--- begin GIVEN RECORDS ---

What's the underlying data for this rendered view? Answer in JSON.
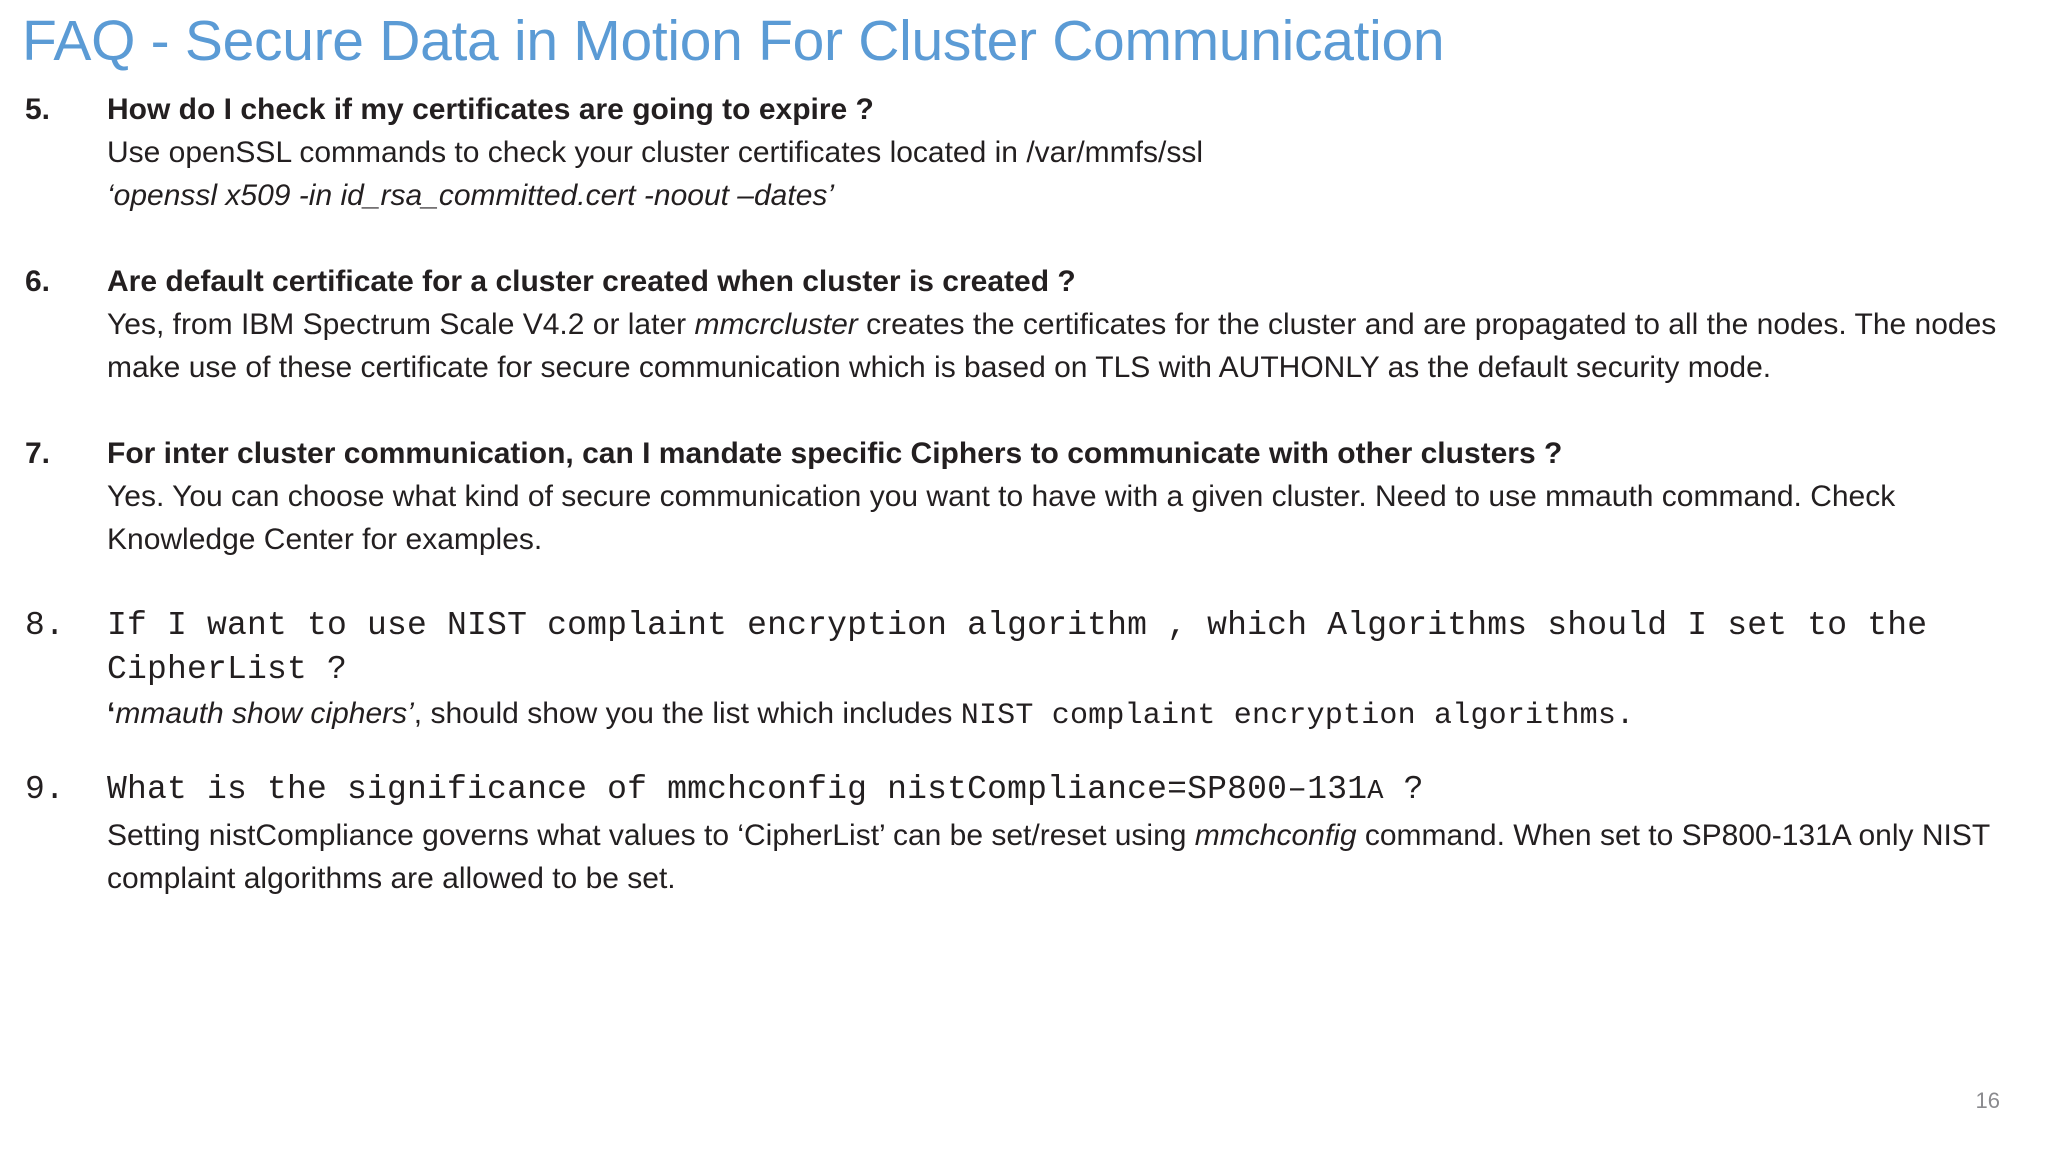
{
  "slide": {
    "title": "FAQ - Secure Data in Motion For Cluster Communication",
    "title_color": "#5b9bd5",
    "page_number": "16",
    "body_color": "#231f20"
  },
  "faq": [
    {
      "number": "5.",
      "question": "How do I check if my certificates are going to expire ?",
      "answer_line_1": "Use openSSL commands to check your cluster certificates located in /var/mmfs/ssl",
      "answer_line_2": "‘openssl x509 -in id_rsa_committed.cert -noout –dates’"
    },
    {
      "number": "6.",
      "question": " Are default certificate for a cluster created when cluster is created ?",
      "answer_a": "Yes, from IBM Spectrum Scale V4.2 or later ",
      "answer_b_italic": "mmcrcluster",
      "answer_c": " creates the certificates for the cluster and are propagated to all the nodes. The nodes make use of these certificate for secure communication which is based on TLS with AUTHONLY as the default security mode."
    },
    {
      "number": "7.",
      "question": " For inter cluster communication, can I mandate specific Ciphers  to communicate with other clusters ?",
      "answer": "Yes. You can choose what kind of secure communication you want to have with a given cluster. Need to use mmauth command. Check Knowledge Center for examples."
    },
    {
      "number": "8.",
      "question": "If I want to use NIST complaint encryption algorithm , which Algorithms should I set to the CipherList ?",
      "answer_a": "‘",
      "answer_b_italic": "mmauth show ciphers’",
      "answer_c": ", should show you the list which includes ",
      "answer_d_mono": "NIST complaint encryption algorithms."
    },
    {
      "number": "9.",
      "question_mono_1": " What is the significance of mmchconfig nistCompliance=SP800–131",
      "question_mono_a": "A",
      "question_mono_2": "  ?",
      "answer_a": "Setting nistCompliance governs what values to ‘CipherList’ can be set/reset using ",
      "answer_b_italic": "mmchconfig",
      "answer_c": " command. When set to SP800-131A only NIST complaint algorithms are allowed to be set."
    }
  ]
}
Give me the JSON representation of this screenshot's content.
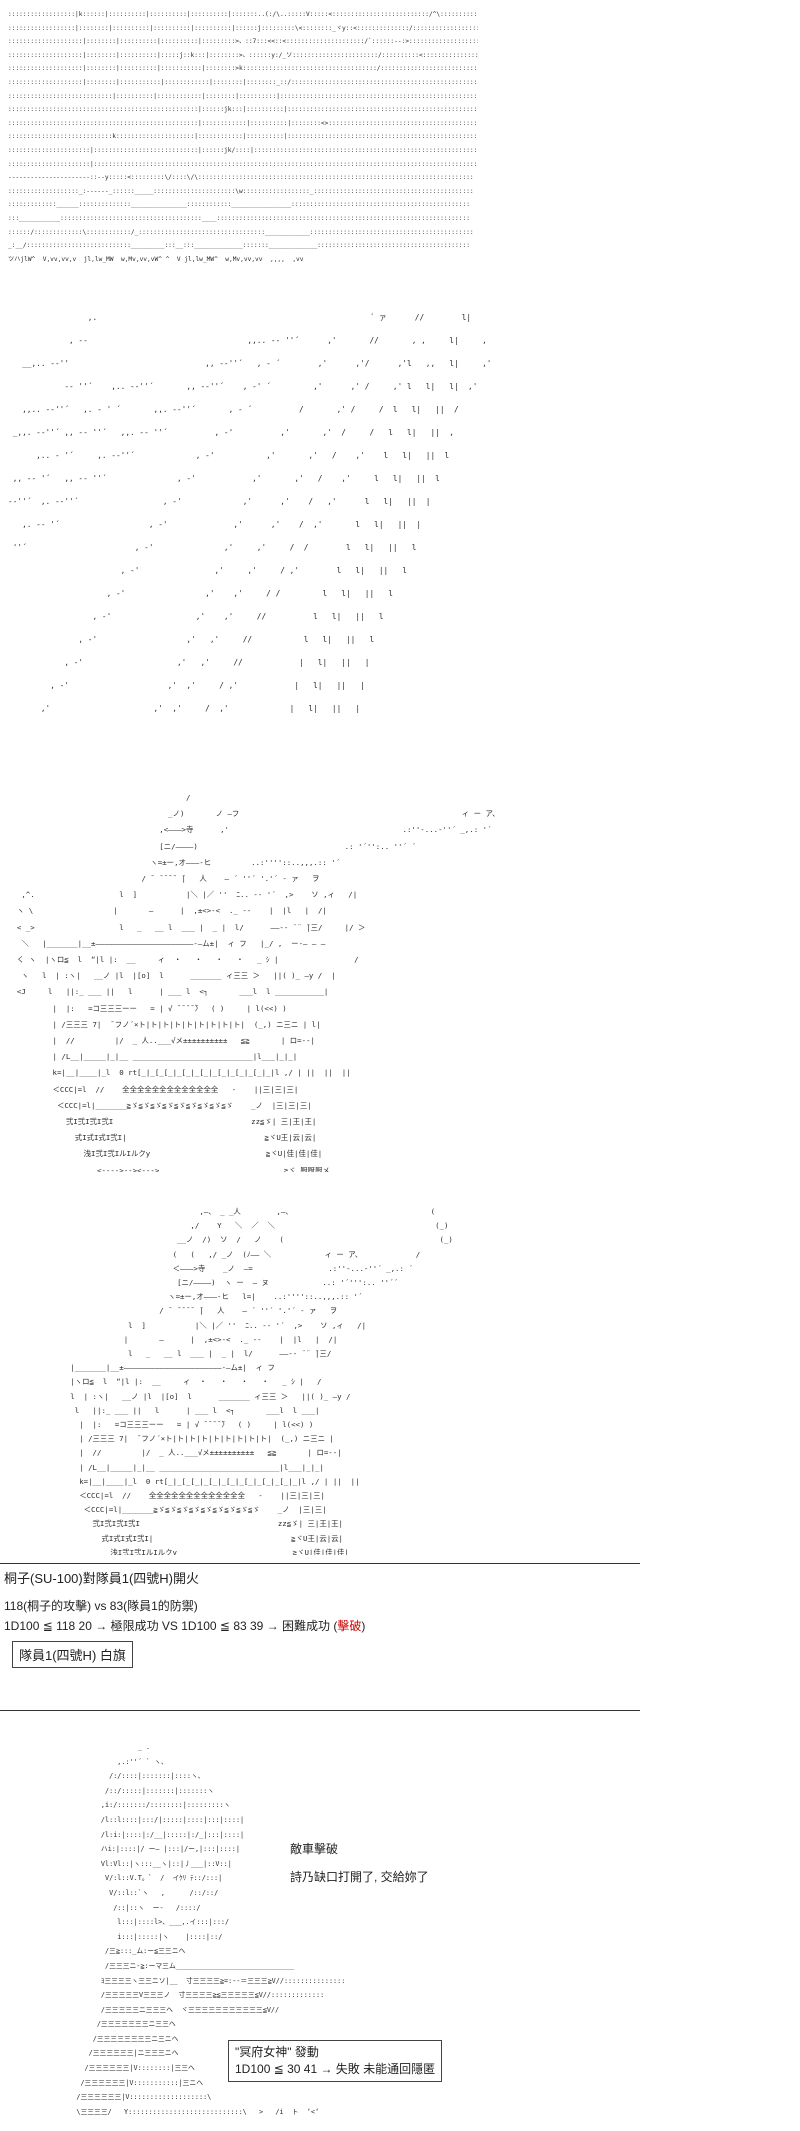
{
  "panel1_art": "::::::::::::::::::|k::::::|::::::::::|::::::::::|::::::::::|:::::::..(:/\\..:::::V:::::<::::::::::::::::::::::::::/^\\::::::::::::::::::::\n::::::::::::::::::|::::::::|::::::::::|::::::::::|::::::::::|::::::j:::::::::\\<::::::::_ヾy::<::::::::::::::/:::::::::::::::::::::::::::::\n::::::::::::::::::::|::::::::|::::::::::|::::::::::|:::::::::>、::7:::<<::<:::::::::::::::::::::/`::::::--:>::::::::::::::::::::::\n::::::::::::::::::::|::::::::|::::::::::|:::::j::k:::|::::::::>、::::::y:/_ソ:::::::::::::::::::::::/::::::::::<::::::::::::::::::::\n::::::::::::::::::::|::::::::|::::::::::|:::::::::::|::::::::>k::::::::::::::::::::::::::::::::::::/:::::::::::::::::::::::::::::::::\n::::::::::::::::::::|::::::::|:::::::::::|::::::::::::|::::::::|::::::::_::/::::::::::::::::::::::::::::::::::::::::::::::::::::::\n::::::::::::::::::::::::::::|::::::::::|::::::::::::|::::::::|::::::::::|:::::::::::::::::::::::::::::::::::::::::::::::::::::::::\n:::::::::::::::::::::::::::::::::::::::::::::::::::|::::::jk:::|::::::::::|::::::::::::::::::::::::::::::::::::::::::::::::::::::\n:::::::::::::::::::::::::::::::::::::::::::::::::::|::::::::::::|::::::::::|::::::::<>::::::::::::::::::::::::::::::::::::::::::\n::::::::::::::::::::::::::::k:::::::::::::::::::::|::::::::::::|::::::::::|::::::::::::::::::::::::::::::::::::::::::::::::::::\n::::::::::::::::::::::|::::::::::::::::::::::::::::|::::::jk/::::|::::::::::::::::::::::::::::::::::::::::::::::::::::::::::::\n::::::::::::::::::::::|:::::::::::::::::::::::::::::::::::::::::::::::::::::::::::::::::::::::::::::::::::::::::::::::::::::::\n----------------------::--y:::::<:::::::::\\/::::\\/\\::::::::::::::::::::::::::::::::::::::::::::::::::::::::::::::::::::::::::\n:::::::::::::::::::_:------_::::::_____::::::::::::::::::::::\\w::::::::::::::::::_:::::::::::::::::::::::::::::::::::::::::::\n:::::::::::::______::::::::::::::_______________::::::::::::________________::::::::::::::::::::::::::::::::::::::::::::::::\n:::___________::::::::::::::::::::::::::::::::::::::____::::::::::::::::::::::::::::::::::::::::::::::::::::::::::::::::::::\n::::::/:::::::::::::\\::::::::::::/_::::::::::::::::::::::::::::::::::____________::::::::::::::::::::::::::::::::::::::::::::\n_:__/::::::::::::::::::::::::::::_________:::__:::_____________:::::::_____________:::::::::::::::::::::::::::::::::::::::::\nツハjlW^  V,vv,vv,v  jl,lw_MW  w,Mv,vv,vW^ ^  V jl,lw_MW^  w,Mv,vv,vv  ,,,,  ,vv",
  "panel2_art": "                 ,.                                                          ´ ァ      //        l|                          \n             , -‐                                  ,,.. ‐- ''´      ,'       //       , ,     l|     ,                  \n   __,.. -‐''                             ,, -‐''´   , ‐ ´        ,'      ,'/      ,'l   ,,   l|     ,'                  \n            -‐ ''´    ,.. -‐''´       ,, -‐''´    , ‐' ´         ,'      ,' /     ,' l   l|   l|  ,'                    \n   ,,.. -‐''´   ,. - ' ´       ,,. -‐''´       , ‐ ´          /       ,' /     /  l   l|   ||  /                     \n _,,. -‐''´ ,, -‐ ''´   ,,. -‐ ''´          , ‐'          ,'       ,'  /     /   l   l|   ||  ,                     \n      ,.. - '´     ,. -‐''´             , ‐'           ,'       ,'   /    ,'    l   l|   ||  l                     \n ,, -‐ '´   ,, -‐ ''´               , ‐'            ,'       ,'   /    ,'     l   l|   ||  l                     \n-‐''´  ,. -‐''´                  , ‐'             ,'      ,'    /   ,'      l   l|   ||  |                     \n   ,. -‐ '´                   , ‐'              ,'      ,'    /  ,'       l   l|   ||  |                     \n ''´                       , ‐'               ,'     ,'     /  /        l   l|   ||   l                    \n                        , ‐'                ,'     ,'     / ,'        l   l|   ||   l                    \n                     , ‐'                 ,'    ,'     / /         l   l|   ||   l                    \n                  , ‐'                  ,'    ,'     //          l   l|   ||   l                    \n               , ‐'                   ,'   ,'     //           l   l|   ||   l                    \n            , ‐'                    ,'   ,'     //            |   l|   ||   |                    \n         , ‐'                     ,'  ,'     / ,'            |   l|   ||   |                    \n       ,'                      ,'  ,'     /  ,'             |   l|   ||   |                    ",
  "panel3_art": "                                        /\n                                    _ノ)       ノ ―フ                                                  ィ ー ア、\n                                  ,<―――>寺      ,'                                       .:''-...-''´ _,.: '´\n                                  [ニ/――――)                                 .: '´'':.. ''´ ´\n                                ヽ=±ー,オ―――‐ヒ         ..:''''::..,,,.:: '´\n                              / ̄  ̄ ̄ ̄ ̄  ̄|   人    ― ´ ''´ '.'´ ‐ ァ   ヲ\n   ,^.                   l  ]           |＼ |／ ''  ﾆ.. -‐ '´  ,>    ソ ,ィ   /|\n  ヽ \\                  |       ―      |  ,±<>-<  ._ -‐    |  |l   |  /|\n  < _>                   l   _   __ l  ___ |  _ |  l/      ――-‐ ¨¨ ̄|三/     |/ ＞\n   ＼   |_______|__±――――――――――――――――――――――‐―ム±|  ィ フ   |_/ ,  ー‐― ― ―\n  く ヽ  |ヽロ≦  l  “|l |:  __     ィ  ・   ・   ・   ・   _ ｼ |                 /\n   ヽ   l  | :ヽ|   __ノ |l  |[o]  l      _______ ィ三三 ＞   ||( )_ ―y /  |     \n  <J     l   ||:_ ___ ||   l      | ___ l  <┐       ___l  l ___________|\n          |  |:   =コ三三三ーー   = | √ ̄ ̄ ̄ ̄ ̄〉  ( )     | l(<<) )\n          | /三三三 7|  ̄ フノ´×ト|ト|ト|ト|ト|ト|ト|ト|ト|  (_,) ニ三ニ | l|  \n          |  //         |/  _ 人..___√メ±±±±±±±±±±   ≦≧       | ロ=‐‐|\n          | /L__|_____|_|__ ___________________________|l___|_|_|\n          k=|__|____|_l  0 rt[_|_[_[_|_[_|_[_|_[_|_[_|_[_|_|l ,/ | ||  ||  ||\n          ＜CCC|=l  //    全全全全全全全全全全全全全   ‐    ||三|三|三|\n           ＜CCC|=l|_______≧ゞ≦ゞ≦ゞ≦ゞ≦ゞ≦ゞ≦ゞ≦ゞ≦ゞ    _ノ  |三|三|三|\n             弐I弐I弐I弐I                               zz≦ゞ| 三|王|王|\n               式I式I式I弐I|                               ≧ヾU王|云|云|\n                 浅I弐I弐IルIルクy                          ≧ヾU|佳|佳|佳|\n                    <---->--><--->                            ≧ヾ_厨厨厨メ",
  "panel4_art": "                                           ,―、 _ _人        ,―、                               (\n                                         ,/    Y   ＼  ／  ＼                                    (_)\n                                      __ノ  /)  ソ  /   ノ    (                                   (_)\n                                     (   (   ,/ _ノ  (ﾉ―― ＼            ィ ー ア、            /\n                                     ＜―――>寺    _ノ  ―=                 .:''-...-''´ _,.: ´\n                                      [ニ/――――)  ヽ ー  ― ヌ            ..: '´''':.. ''´´\n                                    ヽ=±ー,オ―――‐ヒ   l=|    ..:''''::..,,,.:: '´\n                                  / ̄  ̄ ̄ ̄ ̄  ̄|   人    ― ´ ''´ '.'´ ‐ ァ   ヲ\n                           l  ]           |＼ |／ ''  ﾆ.. -‐ '´  ,>    ソ ,ィ   /|\n                          |       ―      |  ,±<>-<  ._ -‐    |  |l   |  /|\n                           l   _   __ l  ___ |  _ |  l/      ――-‐ ¨¨ ̄|三/\n              |_______|__±――――――――――――――――――――――‐―ム±|  ィ フ\n              |ヽロ≦  l  “|l |:  __     ィ  ・   ・   ・   ・   _ ｼ |   /\n              l  | :ヽ|   __ノ |l  |[o]  l      _______ ィ三三 ＞   ||( )_ ―y /\n               l   ||:_ ___ ||   l      | ___ l  <┐       ___l  l ___|\n                |  |:   =コ三三三ーー   = | √ ̄ ̄ ̄ ̄ ̄〉  ( )     | l(<<) )\n                | /三三三 7|  ̄ フノ´×ト|ト|ト|ト|ト|ト|ト|ト|ト|  (_,) ニ三ニ |\n                |  //         |/  _ 人..___√メ±±±±±±±±±±   ≦≧       | ロ=‐‐|\n                | /L__|_____|_|__ ___________________________|l___|_|_|\n                k=|__|____|_l  0 rt[_|_[_[_|_[_|_[_|_[_|_[_|_[_|_|l ,/ | ||  ||\n                ＜CCC|=l  //    全全全全全全全全全全全全全   ‐    ||三|三|三|\n                 ＜CCC|=l|_______≧ゞ≦ゞ≦ゞ≦ゞ≦ゞ≦ゞ≦ゞ≦ゞ≦ゞ    _ノ  |三|三|\n                   弐I弐I弐I弐I                               zz≦ゞ| 三|王|王|\n                     式I式I式I弐I|                               ≧ヾU王|云|云|\n                       浅I弐I弐IルIルクy                          ≧ヾU|佳|佳|佳|",
  "panel5_art": "                   _ .\n              ,.:''´ ` ヽ、\n            /:/::::|:::::::|::::ヽ、\n           /::/:::::|:::::::|:::::::ヽ\n          ,i:/:::::::/::::::::|:::::::::ヽ\n          /l::l::::|:::/|:::::|::::|:::|::::|\n          /l:i:|::::|:/__|:::::|:/_|:::|::::|\n          ハi:|::::|/ ー― |:::|/ー,|:::|::::|\n          Vl:Vl::|ヽ:::__ヽ|::|丿___|::V::|\n           V/:l::V.T。ﾞ  /  イｹﾘ ﾃ::/:::|\n            V/::l::`ヽ   ,      /::/::/\n             /::|::ヽ  ー‐   /::::/\n              l:::|::::l>、___,.イ:::|:::/\n              i:::|:::::|ヽ    |::::|::/\n           /三≧:::_ム:ー≦三三ニヘ\n           /三三三ニ‐≧:ーマ三ム_____________________________\n          ﾖ三三三三ヽ三三ニソ|__  寸三三三三≧=:‐‐＝三三三≧V//:::::::::::::::\n          /三三三三三V三三三ノ  寸三三三三≧≦三三三三三≦V//:::::::::::::\n          /三三三三三ニ三三三ヘ  ヾ三三三三三三三三三三三≦V//\n         /三三三三三三三ニ三三ヘ\n        /三三三三三三三三ニ三ニヘ\n       /三三三三三三|ニ三三三ニヘ\n      /三三三三三三|V::::::::|三三ヘ\n     /三三三三三三|V:::::::::::|三ニヘ\n    /三三三三三三|V:::::::::::::::::::\\\n    \\三三三三/   Y::::::::::::::::::::::::::::\\   >   /i  ト  ‘<‘",
  "section1": {
    "title": "桐子(SU-100)對隊員1(四號H)開火",
    "attack_line": "118(桐子的攻擊) vs 83(隊員1的防禦)",
    "roll_line_main": "1D100 ≦ 118  20 → 極限成功 VS 1D100 ≦ 83  39 → 困難成功 (",
    "roll_line_red": "擊破",
    "roll_line_end": ")",
    "status_box": "隊員1(四號H) 白旗"
  },
  "section2": {
    "line1": "敵車擊破",
    "line2": "詩乃缺口打開了, 交給妳了",
    "box_line1": "\"冥府女神\" 發動",
    "box_line2": "1D100 ≦ 30  41 → 失敗 未能通回隱匿"
  }
}
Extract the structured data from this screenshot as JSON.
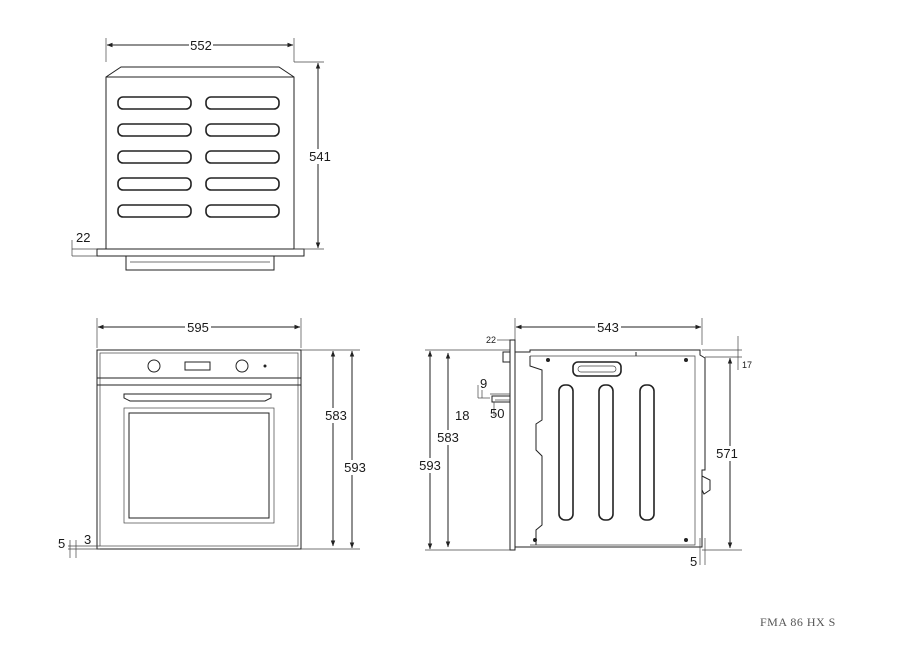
{
  "top_view": {
    "width": "552",
    "depth": "541",
    "front_thickness": "22"
  },
  "front_view": {
    "width": "595",
    "inner_height": "583",
    "outer_height": "593",
    "bottom_gap_a": "5",
    "bottom_gap_b": "3"
  },
  "side_view": {
    "depth": "543",
    "front_panel": "22",
    "top_offset": "17",
    "body_height": "571",
    "height_inner": "583",
    "height_outer": "593",
    "handle_gap": "9",
    "handle_offset": "18",
    "handle_depth": "50",
    "bottom_gap": "5"
  },
  "model_code": "FMA 86 HX S"
}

--- end GIVEN RECORDS ---

Leave out every picture, and repeat word for word only the lines from the one holding "Extract the structured" through the end of the entries above, both ends included.

Extract the structured data from this screenshot as JSON.
{
  "top_view": {
    "width": "552",
    "depth": "541",
    "front_thickness": "22"
  },
  "front_view": {
    "width": "595",
    "inner_height": "583",
    "outer_height": "593",
    "bottom_gap_a": "5",
    "bottom_gap_b": "3"
  },
  "side_view": {
    "depth": "543",
    "front_panel": "22",
    "top_offset": "17",
    "body_height": "571",
    "height_inner": "583",
    "height_outer": "593",
    "handle_gap": "9",
    "handle_offset": "18",
    "handle_depth": "50",
    "bottom_gap": "5"
  },
  "model_code": "FMA 86 HX S"
}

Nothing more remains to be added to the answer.